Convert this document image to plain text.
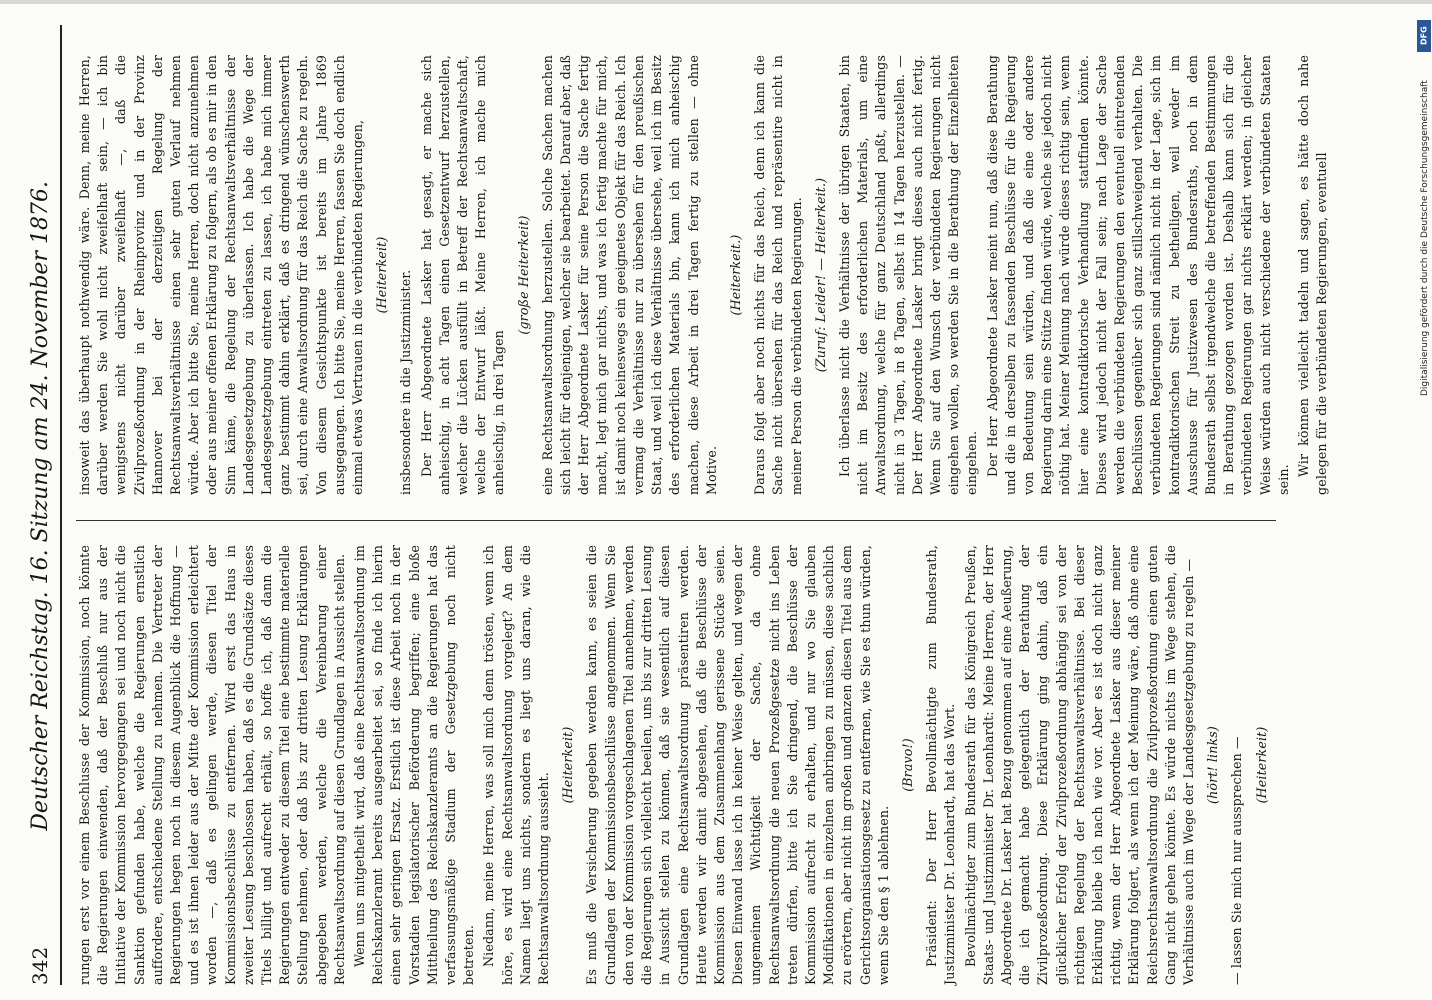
342
Deutscher Reichstag. 16. Sitzung am 24. November 1876. rungen erst vor einem Beschlusse der Kommission, noch könnte die Regierungen einwenden, daß der Beschluß nur aus der Initiative der Kommission hervorgegangen sei und noch nicht die Sanktion gefunden habe, welche die Regierungen ernstlich auffordere, entschiedene Stellung zu nehmen. Die Vertreter der Regierungen hegen noch in diesem Augenblick die Hoffnung — und es ist ihnen leider aus der Mitte der Kommission erleichtert worden —, daß es gelingen werde, diesen Titel der Kommissionsbeschlüsse zu entfernen. Wird erst das Haus in zweiter Lesung beschlossen haben, daß es die Grundsätze dieses Titels billigt und aufrecht erhält, so hoffe ich, daß dann die Regierungen entweder zu diesem Titel eine bestimmte materielle Stellung nehmen, oder daß bis zur dritten Lesung Erklärungen abgegeben werden, welche die Vereinbarung einer Rechtsanwaltsordnung auf diesen Grundlagen in Aussicht stellen. Wenn uns mitgetheilt wird, daß eine Rechtsanwaltsordnung im Reichskanzleramt bereits ausgearbeitet sei, so finde ich hierin einen sehr geringen Ersatz. Erstlich ist diese Arbeit noch in der Vorstadien legislatorischer Beförderung begriffen; eine bloße Mittheilung des Reichskanzleramts an die Regierungen hat das verfassungsmäßige Stadium der Gesetzgebung noch nicht betreten. Niedann, meine Herren, was soll mich denn trösten, wenn ich höre, es wird eine Rechtsanwaltsordnung vorgelegt? An dem Namen liegt uns nichts, sondern es liegt uns daran, wie die Rechtsanwaltsordnung aussieht.

(Heiterkeit) Es muß die Versicherung gegeben werden kann, es seien die Grundlagen der Kommissionsbeschlüsse angenommen. Wenn Sie den von der Kommission vorgeschlagenen Titel annehmen, werden die Regierungen sich vielleicht beeilen, uns bis zur dritten Lesung in Aussicht stellen zu können, daß sie wesentlich auf diesen Grundlagen eine Rechtsanwaltsordnung präsentiren werden. Heute werden wir damit abgesehen, daß die Beschlüsse der Kommission aus dem Zusammenhang gerissene Stücke seien. Diesen Einwand lasse ich in keiner Weise gelten, und wegen der ungemeinen Wichtigkeit der Sache, da ohne Rechtsanwaltsordnung die neuen Prozeßgesetze nicht ins Leben treten dürfen, bitte ich Sie dringend, die Beschlüsse der Kommission aufrecht zu erhalten, und nur wo Sie glauben Modifikationen in einzelnen anbringen zu müssen, diese sachlich zu erörtern, aber nicht im großen und ganzen diesen Titel aus dem Gerichtsorganisationsgesetz zu entfernen, wie Sie es thun würden, wenn Sie den § 1 ablehnen.

(Bravo!) Präsident: Der Herr Bevollmächtigte zum Bundesrath, Justizminister Dr. Leonhardt, hat das Wort. Bevollmächtigter zum Bundesrath für das Königreich Preußen, Staats- und Justizminister Dr. Leonhardt: Meine Herren, der Herr Abgeordnete Dr. Lasker hat Bezug genommen auf eine Aeußerung, die ich gemacht habe gelegentlich der Berathung der Zivilprozeßordnung. Diese Erklärung ging dahin, daß ein glücklicher Erfolg der Zivilprozeßordnung abhängig sei von der richtigen Regelung der Rechtsanwaltsverhältnisse. Bei dieser Erklärung bleibe ich nach wie vor. Aber es ist doch nicht ganz richtig, wenn der Herr Abgeordnete Lasker aus dieser meiner Erklärung folgert, als wenn ich der Meinung wäre, daß ohne eine Reichsrechtsanwaltsordnung die Zivilprozeßordnung einen guten Gang nicht gehen könnte. Es würde nichts im Wege stehen, die Verhältnisse auch im Wege der Landesgesetzgebung zu regeln — (hört! links) — lassen Sie mich nur aussprechen — (Heiterkeit)

insoweit das überhaupt nothwendig wäre. Denn, meine Herren, darüber werden Sie wohl nicht zweifelhaft sein, — ich bin wenigstens nicht darüber zweifelhaft —, daß die Zivilprozeßordnung in der Rheinprovinz und in der Provinz Hannover bei der derzeitigen Regelung der Rechtsanwaltsverhältnisse einen sehr guten Verlauf nehmen würde. Aber ich bitte Sie, meine Herren, doch nicht anzunehmen oder aus meiner offenen Erklärung zu folgern, als ob es mir in den Sinn käme, die Regelung der Rechtsanwaltsverhältnisse der Landesgesetzgebung zu überlassen. Ich habe die Wege der Landesgesetzgebung eintreten zu lassen, ich habe mich immer ganz bestimmt dahin erklärt, daß es dringend wünschenswerth sei, durch eine Anwaltsordnung für das Reich die Sache zu regeln. Von diesem Gesichtspunkte ist bereits im Jahre 1869 ausgegangen. Ich bitte Sie, meine Herren, fassen Sie doch endlich einmal etwas Vertrauen in die verbündeten Regierungen, (Heiterkeit) insbesondere in die Justizminister. Der Herr Abgeordnete Lasker hat gesagt, er mache sich anheischig, in acht Tagen einen Gesetzentwurf herzustellen, welcher die Lücken ausfüllt in Betreff der Rechtsanwaltschaft, welche der Entwurf läßt. Meine Herren, ich mache mich anheischig, in drei Tagen

(große Heiterkeit) eine Rechtsanwaltsordnung herzustellen. Solche Sachen machen sich leicht für denjenigen, welcher sie bearbeitet. Darauf aber, daß der Herr Abgeordnete Lasker für seine Person die Sache fertig macht, legt mich gar nichts, und was ich fertig machte für mich, ist damit noch keineswegs ein geeignetes Objekt für das Reich. Ich vermag die Verhältnisse nur zu übersehen für den preußischen Staat, und weil ich diese Verhältnisse übersehe, weil ich im Besitz des erforderlichen Materials bin, kann ich mich anheischig machen, diese Arbeit in drei Tagen fertig zu stellen — ohne Motive.

(Heiterkeit.) Daraus folgt aber noch nichts für das Reich, denn ich kann die Sache nicht übersehen für das Reich und repräsentire nicht in meiner Person die verbündeten Regierungen. (Zuruf: Leider! — Heiterkeit.) Ich überlasse nicht die Verhältnisse der übrigen Staaten, bin nicht im Besitz des erforderlichen Materials, um eine Anwaltsordnung, welche für ganz Deutschland paßt, allerdings nicht in 3 Tagen, in 8 Tagen, selbst in 14 Tagen herzustellen. — Der Herr Abgeordnete Lasker bringt dieses auch nicht fertig. Wenn Sie auf den Wunsch der verbündeten Regierungen nicht eingehen wollen, so werden Sie in die Berathung der Einzelheiten eingehen. Der Herr Abgeordnete Lasker meint nun, daß diese Berathung und die in derselben zu fassenden Beschlüsse für die Regierung von Bedeutung sein würden, und daß die eine oder andere Regierung darin eine Stütze finden würde, welche sie jedoch nicht nöthig hat. Meiner Meinung nach würde dieses richtig sein, wenn hier eine kontradiktorische Verhandlung stattfinden könnte. Dieses wird jedoch nicht der Fall sein; nach Lage der Sache werden die verbündeten Regierungen den eventuell eintretenden Beschlüssen gegenüber sich ganz stillschweigend verhalten. Die verbündeten Regierungen sind nämlich nicht in der Lage, sich im kontradiktorischen Streit zu betheiligen, weil weder im Ausschusse für Justizwesen des Bundesraths, noch in dem Bundesrath selbst irgendwelche die betreffenden Bestimmungen in Berathung gezogen worden ist. Deshalb kann sich für die verbündeten Regierungen gar nichts erklärt werden; in gleicher Weise würden auch nicht verschiedene der verbündeten Staaten sein.

Wir können vielleicht tadeln und sagen, es hätte doch nahe gelegen für die verbündeten Regierungen, eventuell

DFG
Digitalisierung gefördert durch die Deutsche Forschungsgemeinschaft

* [EXERCISE OBJECTIVE]: Retrieve all lines from the data that contain the string "vielleicht".

* [ANSWER AREA]:
(Heiterkeit) Es muß die Versicherung gegeben werden kann, es seien die Grundlagen der Kommissionsbeschlüsse angenommen. Wenn Sie den von der Kommission vorgeschlagenen Titel annehmen, werden die Regierungen sich vielleicht beeilen, uns bis zur dritten Lesung in Aussicht stellen zu können, daß sie wesentlich auf diesen Grundlagen eine Rechtsanwaltsordnung präsentiren werden. Heute werden wir damit abgesehen, daß die Beschlüsse der Kommission aus dem Zusammenhang gerissene Stücke seien. Diesen Einwand lasse ich in keiner Weise gelten, und wegen der ungemeinen Wichtigkeit der Sache, da ohne Rechtsanwaltsordnung die neuen Prozeßgesetze nicht ins Leben treten dürfen, bitte ich Sie dringend, die Beschlüsse der Kommission aufrecht zu erhalten, und nur wo Sie glauben Modifikationen in einzelnen anbringen zu müssen, diese sachlich zu erörtern, aber nicht im großen und ganzen diesen Titel aus dem Gerichtsorganisationsgesetz zu entfernen, wie Sie es thun würden, wenn Sie den § 1 ablehnen.
Wir können vielleicht tadeln und sagen, es hätte doch nahe gelegen für die verbündeten Regierungen, eventuell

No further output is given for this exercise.